━━━━━ Provided information ━━━━━

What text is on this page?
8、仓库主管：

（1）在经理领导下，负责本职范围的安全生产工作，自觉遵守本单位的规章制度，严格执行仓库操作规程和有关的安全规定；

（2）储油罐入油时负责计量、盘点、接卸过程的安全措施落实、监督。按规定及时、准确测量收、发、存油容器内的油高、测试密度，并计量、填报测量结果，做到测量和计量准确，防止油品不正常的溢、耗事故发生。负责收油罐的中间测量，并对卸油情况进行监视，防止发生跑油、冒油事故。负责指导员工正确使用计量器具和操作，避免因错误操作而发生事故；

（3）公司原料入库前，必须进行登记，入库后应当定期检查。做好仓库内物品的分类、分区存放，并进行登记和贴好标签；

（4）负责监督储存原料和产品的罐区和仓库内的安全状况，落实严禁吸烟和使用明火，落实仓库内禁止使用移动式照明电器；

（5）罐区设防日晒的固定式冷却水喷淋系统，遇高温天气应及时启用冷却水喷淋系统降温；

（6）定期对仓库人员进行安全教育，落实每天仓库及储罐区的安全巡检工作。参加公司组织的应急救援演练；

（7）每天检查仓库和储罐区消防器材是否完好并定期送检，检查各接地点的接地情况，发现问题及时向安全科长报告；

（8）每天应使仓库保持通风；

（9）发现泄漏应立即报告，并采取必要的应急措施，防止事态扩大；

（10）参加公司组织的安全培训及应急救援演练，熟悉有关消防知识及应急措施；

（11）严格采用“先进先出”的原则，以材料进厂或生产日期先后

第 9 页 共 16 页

━━━━━

Instructions for the task: Write the material out exactly, with nothing left out.

Full response:
What text is on this page?
8、仓库主管：

（1）在经理领导下，负责本职范围的安全生产工作，自觉遵守本单位的规章制度，严格执行仓库操作规程和有关的安全规定；

（2）储油罐入油时负责计量、盘点、接卸过程的安全措施落实、监督。按规定及时、准确测量收、发、存油容器内的油高、测试密度，并计量、填报测量结果，做到测量和计量准确，防止油品不正常的溢、耗事故发生。负责收油罐的中间测量，并对卸油情况进行监视，防止发生跑油、冒油事故。负责指导员工正确使用计量器具和操作，避免因错误操作而发生事故；

（3）公司原料入库前，必须进行登记，入库后应当定期检查。做好仓库内物品的分类、分区存放，并进行登记和贴好标签；

（4）负责监督储存原料和产品的罐区和仓库内的安全状况，落实严禁吸烟和使用明火，落实仓库内禁止使用移动式照明电器；

（5）罐区设防日晒的固定式冷却水喷淋系统，遇高温天气应及时启用冷却水喷淋系统降温；

（6）定期对仓库人员进行安全教育，落实每天仓库及储罐区的安全巡检工作。参加公司组织的应急救援演练；

（7）每天检查仓库和储罐区消防器材是否完好并定期送检，检查各接地点的接地情况，发现问题及时向安全科长报告；

（8）每天应使仓库保持通风；

（9）发现泄漏应立即报告，并采取必要的应急措施，防止事态扩大；

（10）参加公司组织的安全培训及应急救援演练，熟悉有关消防知识及应急措施；

（11）严格采用“先进先出”的原则，以材料进厂或生产日期先后

第 9 页 共 16 页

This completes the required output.